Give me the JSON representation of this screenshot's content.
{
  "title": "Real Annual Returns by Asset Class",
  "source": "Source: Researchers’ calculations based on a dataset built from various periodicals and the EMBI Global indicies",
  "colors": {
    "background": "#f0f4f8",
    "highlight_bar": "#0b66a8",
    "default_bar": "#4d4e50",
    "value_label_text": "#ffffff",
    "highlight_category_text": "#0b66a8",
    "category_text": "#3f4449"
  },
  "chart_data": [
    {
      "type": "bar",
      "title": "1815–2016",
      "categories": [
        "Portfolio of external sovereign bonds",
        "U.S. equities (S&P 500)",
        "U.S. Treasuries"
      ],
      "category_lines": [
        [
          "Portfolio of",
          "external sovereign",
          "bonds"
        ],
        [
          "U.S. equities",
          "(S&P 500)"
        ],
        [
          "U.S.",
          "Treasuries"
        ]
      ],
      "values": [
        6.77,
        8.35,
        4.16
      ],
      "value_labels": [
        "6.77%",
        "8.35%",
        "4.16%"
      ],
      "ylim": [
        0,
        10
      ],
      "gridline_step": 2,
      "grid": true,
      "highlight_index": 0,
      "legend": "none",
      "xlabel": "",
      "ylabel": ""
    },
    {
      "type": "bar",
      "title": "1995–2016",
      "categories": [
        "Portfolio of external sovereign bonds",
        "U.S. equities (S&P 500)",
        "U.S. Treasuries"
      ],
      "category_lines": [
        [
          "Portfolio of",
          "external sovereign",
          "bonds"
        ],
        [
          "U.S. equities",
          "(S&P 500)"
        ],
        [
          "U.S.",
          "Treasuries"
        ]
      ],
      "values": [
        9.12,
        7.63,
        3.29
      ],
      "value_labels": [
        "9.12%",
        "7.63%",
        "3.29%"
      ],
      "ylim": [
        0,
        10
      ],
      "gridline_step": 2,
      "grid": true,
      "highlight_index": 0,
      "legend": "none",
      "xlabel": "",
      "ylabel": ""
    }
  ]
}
•••••
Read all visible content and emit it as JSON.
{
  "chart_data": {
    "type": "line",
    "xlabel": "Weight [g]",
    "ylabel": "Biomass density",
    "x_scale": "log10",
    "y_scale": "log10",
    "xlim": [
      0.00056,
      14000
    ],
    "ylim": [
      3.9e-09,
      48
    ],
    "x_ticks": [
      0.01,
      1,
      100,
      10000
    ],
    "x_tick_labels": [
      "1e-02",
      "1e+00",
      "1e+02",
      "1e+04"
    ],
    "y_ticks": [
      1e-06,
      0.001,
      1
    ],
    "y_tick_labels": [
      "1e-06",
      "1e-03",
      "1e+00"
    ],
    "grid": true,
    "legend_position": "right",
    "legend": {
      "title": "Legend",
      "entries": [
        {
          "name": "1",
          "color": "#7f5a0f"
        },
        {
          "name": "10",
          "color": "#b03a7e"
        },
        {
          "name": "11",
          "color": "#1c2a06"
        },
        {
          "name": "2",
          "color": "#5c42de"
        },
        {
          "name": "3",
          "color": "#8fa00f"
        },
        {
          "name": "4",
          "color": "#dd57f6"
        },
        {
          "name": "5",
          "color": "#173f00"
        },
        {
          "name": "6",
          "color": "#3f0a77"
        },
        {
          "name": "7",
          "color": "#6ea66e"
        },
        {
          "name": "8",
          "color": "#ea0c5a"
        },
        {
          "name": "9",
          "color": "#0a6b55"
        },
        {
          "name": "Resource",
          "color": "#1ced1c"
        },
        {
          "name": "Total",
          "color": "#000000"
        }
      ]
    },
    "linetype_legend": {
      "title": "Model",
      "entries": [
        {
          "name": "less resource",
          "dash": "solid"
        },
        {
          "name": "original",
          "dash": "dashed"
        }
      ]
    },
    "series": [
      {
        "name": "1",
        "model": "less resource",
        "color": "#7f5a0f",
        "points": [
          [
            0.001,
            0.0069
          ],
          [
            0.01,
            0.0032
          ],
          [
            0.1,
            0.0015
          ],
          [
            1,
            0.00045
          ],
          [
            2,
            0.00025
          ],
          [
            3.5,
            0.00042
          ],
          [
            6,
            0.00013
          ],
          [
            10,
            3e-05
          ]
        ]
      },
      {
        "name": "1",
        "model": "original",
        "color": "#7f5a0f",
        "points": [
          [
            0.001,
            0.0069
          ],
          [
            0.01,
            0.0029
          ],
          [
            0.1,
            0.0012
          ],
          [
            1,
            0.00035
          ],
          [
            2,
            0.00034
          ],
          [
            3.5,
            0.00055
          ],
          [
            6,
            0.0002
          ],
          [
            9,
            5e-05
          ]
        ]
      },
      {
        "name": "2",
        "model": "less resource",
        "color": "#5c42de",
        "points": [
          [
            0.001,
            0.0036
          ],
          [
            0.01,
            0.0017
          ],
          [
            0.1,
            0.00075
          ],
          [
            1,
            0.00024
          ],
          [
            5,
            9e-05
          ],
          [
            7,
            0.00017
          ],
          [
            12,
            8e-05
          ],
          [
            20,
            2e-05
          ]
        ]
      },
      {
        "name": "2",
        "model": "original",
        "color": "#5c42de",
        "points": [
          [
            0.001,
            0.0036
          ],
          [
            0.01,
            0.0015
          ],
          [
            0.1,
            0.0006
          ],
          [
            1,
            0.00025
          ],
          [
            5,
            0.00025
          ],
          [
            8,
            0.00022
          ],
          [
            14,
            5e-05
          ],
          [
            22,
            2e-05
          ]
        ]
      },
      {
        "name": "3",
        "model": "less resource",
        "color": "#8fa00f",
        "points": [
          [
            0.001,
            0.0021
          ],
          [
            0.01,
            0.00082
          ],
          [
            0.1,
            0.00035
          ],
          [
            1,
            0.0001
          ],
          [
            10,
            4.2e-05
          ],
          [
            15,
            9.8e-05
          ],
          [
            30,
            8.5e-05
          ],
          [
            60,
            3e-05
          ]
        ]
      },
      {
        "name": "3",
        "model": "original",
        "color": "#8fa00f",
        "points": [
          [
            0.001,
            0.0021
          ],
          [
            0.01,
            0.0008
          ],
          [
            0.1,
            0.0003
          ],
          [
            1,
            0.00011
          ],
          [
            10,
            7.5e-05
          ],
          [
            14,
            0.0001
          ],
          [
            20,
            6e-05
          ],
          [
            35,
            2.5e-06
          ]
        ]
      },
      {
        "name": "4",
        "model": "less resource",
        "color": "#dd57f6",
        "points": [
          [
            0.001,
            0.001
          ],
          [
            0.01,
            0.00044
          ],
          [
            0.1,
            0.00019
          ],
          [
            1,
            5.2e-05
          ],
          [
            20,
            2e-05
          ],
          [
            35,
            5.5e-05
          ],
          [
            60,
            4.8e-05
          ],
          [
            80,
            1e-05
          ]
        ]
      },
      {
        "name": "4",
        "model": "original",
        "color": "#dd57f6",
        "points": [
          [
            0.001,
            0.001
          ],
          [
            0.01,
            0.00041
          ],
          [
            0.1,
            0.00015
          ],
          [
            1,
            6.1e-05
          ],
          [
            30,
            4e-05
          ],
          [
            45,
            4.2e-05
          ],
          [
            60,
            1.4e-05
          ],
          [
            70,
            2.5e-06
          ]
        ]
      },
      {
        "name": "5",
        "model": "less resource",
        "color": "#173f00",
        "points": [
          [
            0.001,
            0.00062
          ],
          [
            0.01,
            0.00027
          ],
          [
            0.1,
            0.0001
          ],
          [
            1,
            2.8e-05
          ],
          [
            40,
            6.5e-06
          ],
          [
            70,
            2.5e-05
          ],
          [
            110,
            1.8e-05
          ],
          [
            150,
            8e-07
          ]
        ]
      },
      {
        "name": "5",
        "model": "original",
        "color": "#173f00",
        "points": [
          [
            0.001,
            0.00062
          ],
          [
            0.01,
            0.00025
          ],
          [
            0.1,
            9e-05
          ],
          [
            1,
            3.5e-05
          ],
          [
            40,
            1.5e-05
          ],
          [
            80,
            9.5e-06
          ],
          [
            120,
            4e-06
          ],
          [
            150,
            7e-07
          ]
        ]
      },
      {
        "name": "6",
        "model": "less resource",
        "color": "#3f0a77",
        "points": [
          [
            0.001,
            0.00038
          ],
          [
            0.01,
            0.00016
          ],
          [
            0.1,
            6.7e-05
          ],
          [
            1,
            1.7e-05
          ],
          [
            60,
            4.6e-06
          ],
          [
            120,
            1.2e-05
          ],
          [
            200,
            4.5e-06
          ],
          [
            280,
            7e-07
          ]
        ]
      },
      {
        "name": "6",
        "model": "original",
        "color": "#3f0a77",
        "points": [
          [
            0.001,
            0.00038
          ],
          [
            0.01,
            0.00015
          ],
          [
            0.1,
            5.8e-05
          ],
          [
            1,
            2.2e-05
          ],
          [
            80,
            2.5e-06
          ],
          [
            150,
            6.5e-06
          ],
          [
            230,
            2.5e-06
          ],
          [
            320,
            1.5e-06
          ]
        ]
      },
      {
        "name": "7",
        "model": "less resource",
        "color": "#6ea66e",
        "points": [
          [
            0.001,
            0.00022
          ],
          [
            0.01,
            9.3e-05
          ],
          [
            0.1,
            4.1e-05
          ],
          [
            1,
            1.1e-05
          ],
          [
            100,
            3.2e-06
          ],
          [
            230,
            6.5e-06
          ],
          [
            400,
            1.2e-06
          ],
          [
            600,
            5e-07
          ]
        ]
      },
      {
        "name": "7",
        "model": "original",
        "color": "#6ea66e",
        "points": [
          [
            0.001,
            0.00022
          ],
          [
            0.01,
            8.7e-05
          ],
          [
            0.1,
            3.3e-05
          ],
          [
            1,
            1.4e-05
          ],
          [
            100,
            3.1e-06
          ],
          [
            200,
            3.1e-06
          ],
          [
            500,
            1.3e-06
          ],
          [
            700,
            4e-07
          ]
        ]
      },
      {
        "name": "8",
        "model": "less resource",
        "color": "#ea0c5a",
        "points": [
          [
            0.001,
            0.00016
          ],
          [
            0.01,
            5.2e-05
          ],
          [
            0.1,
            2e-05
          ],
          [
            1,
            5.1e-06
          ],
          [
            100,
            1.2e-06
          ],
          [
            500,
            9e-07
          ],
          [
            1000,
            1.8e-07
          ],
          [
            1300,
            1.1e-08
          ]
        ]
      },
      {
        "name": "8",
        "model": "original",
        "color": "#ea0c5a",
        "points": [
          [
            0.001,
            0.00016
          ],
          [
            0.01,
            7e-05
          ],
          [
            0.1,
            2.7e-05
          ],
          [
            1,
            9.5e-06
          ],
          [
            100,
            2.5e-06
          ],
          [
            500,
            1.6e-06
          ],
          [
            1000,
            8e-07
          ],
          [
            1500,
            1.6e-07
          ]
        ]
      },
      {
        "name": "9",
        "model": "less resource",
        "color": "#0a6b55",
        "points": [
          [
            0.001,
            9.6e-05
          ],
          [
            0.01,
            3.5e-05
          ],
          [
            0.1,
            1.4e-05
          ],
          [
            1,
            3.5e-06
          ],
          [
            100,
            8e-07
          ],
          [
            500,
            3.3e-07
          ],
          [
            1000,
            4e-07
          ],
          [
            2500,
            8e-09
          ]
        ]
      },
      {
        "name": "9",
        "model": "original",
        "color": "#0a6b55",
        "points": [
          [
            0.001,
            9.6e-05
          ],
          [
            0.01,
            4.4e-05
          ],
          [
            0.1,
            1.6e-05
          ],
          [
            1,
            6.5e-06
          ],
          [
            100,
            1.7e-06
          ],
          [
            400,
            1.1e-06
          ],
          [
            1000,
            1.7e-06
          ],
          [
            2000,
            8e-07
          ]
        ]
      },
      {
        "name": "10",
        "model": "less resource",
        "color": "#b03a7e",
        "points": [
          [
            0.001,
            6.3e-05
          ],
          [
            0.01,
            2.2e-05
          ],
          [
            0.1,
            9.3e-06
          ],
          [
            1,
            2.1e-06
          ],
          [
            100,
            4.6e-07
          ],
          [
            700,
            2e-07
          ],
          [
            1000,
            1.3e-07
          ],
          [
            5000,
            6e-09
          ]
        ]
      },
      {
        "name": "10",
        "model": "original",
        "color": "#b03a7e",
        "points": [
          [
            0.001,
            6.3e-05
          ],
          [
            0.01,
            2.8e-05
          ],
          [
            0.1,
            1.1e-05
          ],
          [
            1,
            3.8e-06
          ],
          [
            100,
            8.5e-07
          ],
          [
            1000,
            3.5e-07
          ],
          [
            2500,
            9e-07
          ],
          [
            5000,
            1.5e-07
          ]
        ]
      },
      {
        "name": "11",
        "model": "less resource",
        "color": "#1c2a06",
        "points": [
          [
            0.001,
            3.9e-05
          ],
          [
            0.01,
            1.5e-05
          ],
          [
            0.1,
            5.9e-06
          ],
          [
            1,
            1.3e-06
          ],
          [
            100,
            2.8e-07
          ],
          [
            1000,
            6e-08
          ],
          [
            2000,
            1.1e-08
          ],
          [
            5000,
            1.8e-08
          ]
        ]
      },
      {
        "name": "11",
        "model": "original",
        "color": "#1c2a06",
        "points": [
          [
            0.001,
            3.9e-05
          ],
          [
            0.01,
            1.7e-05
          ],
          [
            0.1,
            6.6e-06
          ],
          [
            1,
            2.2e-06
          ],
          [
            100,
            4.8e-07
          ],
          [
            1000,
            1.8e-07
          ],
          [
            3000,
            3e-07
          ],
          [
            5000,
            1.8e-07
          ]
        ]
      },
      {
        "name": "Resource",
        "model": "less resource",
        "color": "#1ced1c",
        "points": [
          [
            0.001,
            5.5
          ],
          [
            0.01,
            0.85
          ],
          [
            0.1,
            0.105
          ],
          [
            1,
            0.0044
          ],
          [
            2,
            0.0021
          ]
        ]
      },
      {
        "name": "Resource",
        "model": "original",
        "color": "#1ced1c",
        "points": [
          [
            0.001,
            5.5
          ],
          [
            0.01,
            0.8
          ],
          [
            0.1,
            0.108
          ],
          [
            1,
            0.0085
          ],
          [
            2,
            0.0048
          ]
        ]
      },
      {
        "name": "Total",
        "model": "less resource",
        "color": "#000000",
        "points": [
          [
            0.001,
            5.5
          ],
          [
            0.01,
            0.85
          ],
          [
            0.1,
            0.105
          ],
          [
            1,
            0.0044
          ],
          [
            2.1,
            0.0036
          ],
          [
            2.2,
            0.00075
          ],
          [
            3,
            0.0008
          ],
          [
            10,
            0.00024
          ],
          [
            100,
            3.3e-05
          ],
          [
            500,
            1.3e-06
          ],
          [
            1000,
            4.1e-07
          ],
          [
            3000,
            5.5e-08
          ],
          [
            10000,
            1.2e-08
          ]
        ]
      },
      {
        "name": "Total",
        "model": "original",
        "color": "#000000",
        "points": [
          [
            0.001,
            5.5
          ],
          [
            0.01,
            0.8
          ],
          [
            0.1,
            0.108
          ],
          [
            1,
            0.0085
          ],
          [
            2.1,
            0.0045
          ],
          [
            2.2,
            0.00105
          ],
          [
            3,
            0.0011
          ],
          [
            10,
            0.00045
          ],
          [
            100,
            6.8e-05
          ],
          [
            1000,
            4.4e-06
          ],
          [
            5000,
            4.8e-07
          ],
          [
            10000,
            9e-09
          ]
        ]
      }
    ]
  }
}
•••••
◆ Work instructions ◆
Gather each line in the data that holds the string "JSON".

◆ Written answer ◆
Give me the JSON representation of this screenshot's content.
Read all visible content and emit it as JSON.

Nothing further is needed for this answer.